| YOUR INSTRUCTIONS |
Extract the data exactly, missing nothing.

(Collected data)
= = = = = = =

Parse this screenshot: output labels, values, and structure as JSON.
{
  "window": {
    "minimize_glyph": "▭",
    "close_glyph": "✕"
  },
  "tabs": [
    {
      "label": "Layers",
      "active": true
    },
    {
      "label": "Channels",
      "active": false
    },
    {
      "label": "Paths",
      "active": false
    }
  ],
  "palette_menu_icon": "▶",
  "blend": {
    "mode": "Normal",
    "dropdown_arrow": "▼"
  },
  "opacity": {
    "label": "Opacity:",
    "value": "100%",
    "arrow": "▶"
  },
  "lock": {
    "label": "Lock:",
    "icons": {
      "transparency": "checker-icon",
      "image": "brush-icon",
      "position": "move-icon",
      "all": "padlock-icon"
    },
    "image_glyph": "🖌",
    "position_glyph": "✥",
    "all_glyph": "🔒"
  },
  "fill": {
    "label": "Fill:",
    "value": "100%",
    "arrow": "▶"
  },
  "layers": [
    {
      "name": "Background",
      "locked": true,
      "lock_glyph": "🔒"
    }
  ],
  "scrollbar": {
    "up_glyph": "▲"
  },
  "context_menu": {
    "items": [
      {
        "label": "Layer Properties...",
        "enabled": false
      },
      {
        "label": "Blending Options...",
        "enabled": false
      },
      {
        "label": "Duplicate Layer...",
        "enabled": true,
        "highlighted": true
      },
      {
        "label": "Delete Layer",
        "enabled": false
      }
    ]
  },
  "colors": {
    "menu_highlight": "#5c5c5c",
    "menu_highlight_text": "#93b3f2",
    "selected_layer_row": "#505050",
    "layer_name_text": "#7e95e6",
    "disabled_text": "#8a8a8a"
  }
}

= = = = = = =

| SOLVED PROBLEM |
Parse this screenshot: output labels, values, and structure as JSON.
{
  "window": {
    "minimize_glyph": "▭",
    "close_glyph": "✕"
  },
  "tabs": [
    {
      "label": "Layers",
      "active": true
    },
    {
      "label": "Channels",
      "active": false
    },
    {
      "label": "Paths",
      "active": false
    }
  ],
  "palette_menu_icon": "▶",
  "blend": {
    "mode": "Normal",
    "dropdown_arrow": "▼"
  },
  "opacity": {
    "label": "Opacity:",
    "value": "100%",
    "arrow": "▶"
  },
  "lock": {
    "label": "Lock:",
    "icons": {
      "transparency": "checker-icon",
      "image": "brush-icon",
      "position": "move-icon",
      "all": "padlock-icon"
    },
    "image_glyph": "🖌",
    "position_glyph": "✥",
    "all_glyph": "🔒"
  },
  "fill": {
    "label": "Fill:",
    "value": "100%",
    "arrow": "▶"
  },
  "layers": [
    {
      "name": "Background",
      "locked": true,
      "lock_glyph": "🔒"
    }
  ],
  "scrollbar": {
    "up_glyph": "▲"
  },
  "context_menu": {
    "items": [
      {
        "label": "Layer Properties...",
        "enabled": false
      },
      {
        "label": "Blending Options...",
        "enabled": false
      },
      {
        "label": "Duplicate Layer...",
        "enabled": true,
        "highlighted": true
      },
      {
        "label": "Delete Layer",
        "enabled": false
      }
    ]
  },
  "colors": {
    "menu_highlight": "#5c5c5c",
    "menu_highlight_text": "#93b3f2",
    "selected_layer_row": "#505050",
    "layer_name_text": "#7e95e6",
    "disabled_text": "#8a8a8a"
  }
}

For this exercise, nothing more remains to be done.